== What this task involves ==
Word for word, copy all the data and drop the pictures.

start Given records

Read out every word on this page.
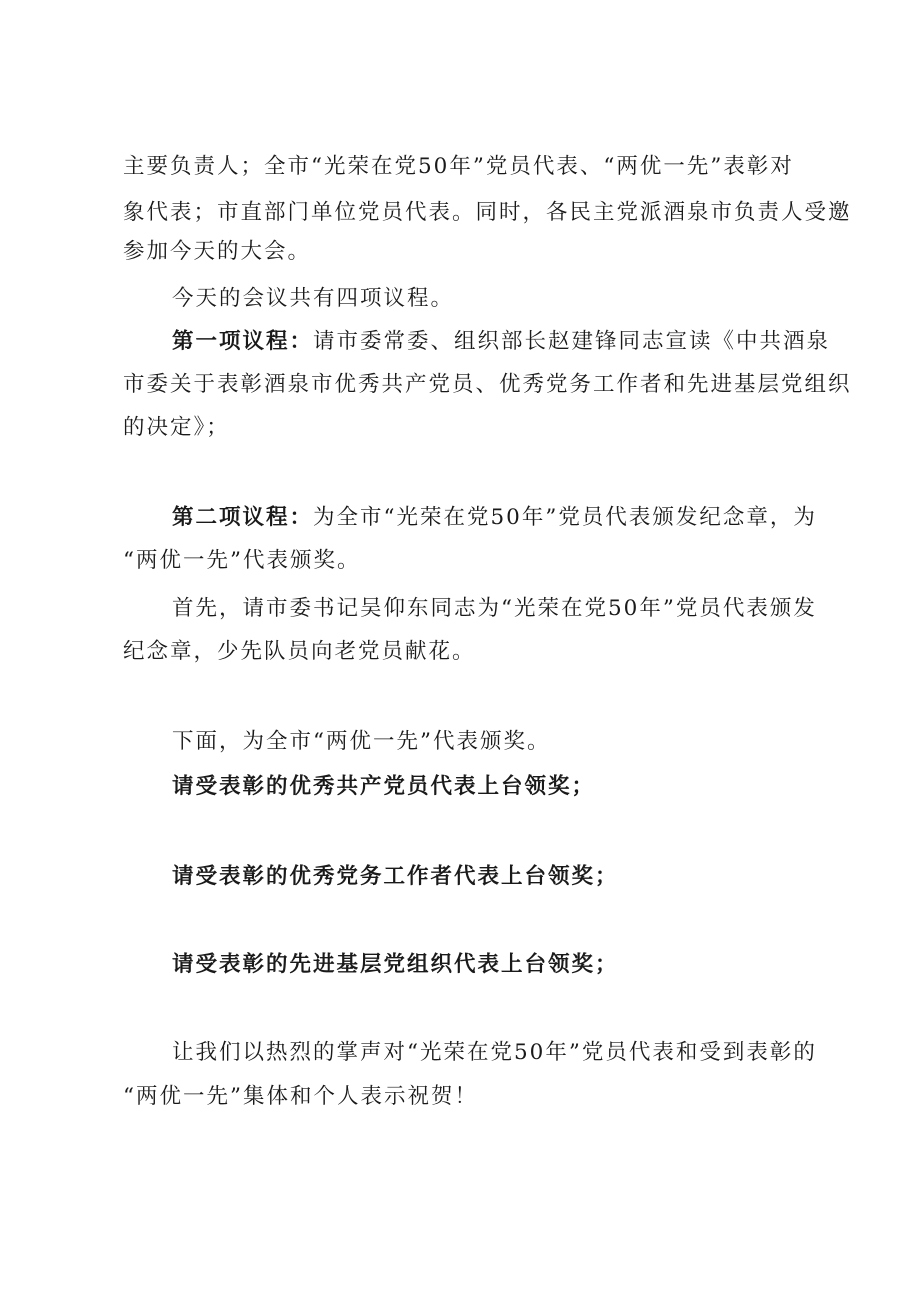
主要负责人；全市“光荣在党50年”党员代表、“两优一先”表彰对
象代表；市直部门单位党员代表。同时，各民主党派酒泉市负责人受邀
参加今天的大会。
今天的会议共有四项议程。
第一项议程：请市委常委、组织部长赵建锋同志宣读《中共酒泉
市委关于表彰酒泉市优秀共产党员、优秀党务工作者和先进基层党组织
的决定》；
第二项议程：为全市“光荣在党50年”党员代表颁发纪念章，为
“两优一先”代表颁奖。
首先，请市委书记吴仰东同志为“光荣在党50年”党员代表颁发
纪念章，少先队员向老党员献花。
下面，为全市“两优一先”代表颁奖。
请受表彰的优秀共产党员代表上台领奖；
请受表彰的优秀党务工作者代表上台领奖；
请受表彰的先进基层党组织代表上台领奖；
让我们以热烈的掌声对“光荣在党50年”党员代表和受到表彰的
“两优一先”集体和个人表示祝贺！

end Given records

== Result of this exercise ==
Read out every word on this page.
主要负责人；全市“光荣在党50年”党员代表、“两优一先”表彰对
象代表；市直部门单位党员代表。同时，各民主党派酒泉市负责人受邀
参加今天的大会。
今天的会议共有四项议程。
第一项议程：请市委常委、组织部长赵建锋同志宣读《中共酒泉
市委关于表彰酒泉市优秀共产党员、优秀党务工作者和先进基层党组织
的决定》；
第二项议程：为全市“光荣在党50年”党员代表颁发纪念章，为
“两优一先”代表颁奖。
首先，请市委书记吴仰东同志为“光荣在党50年”党员代表颁发
纪念章，少先队员向老党员献花。
下面，为全市“两优一先”代表颁奖。
请受表彰的优秀共产党员代表上台领奖；
请受表彰的优秀党务工作者代表上台领奖；
请受表彰的先进基层党组织代表上台领奖；
让我们以热烈的掌声对“光荣在党50年”党员代表和受到表彰的
“两优一先”集体和个人表示祝贺！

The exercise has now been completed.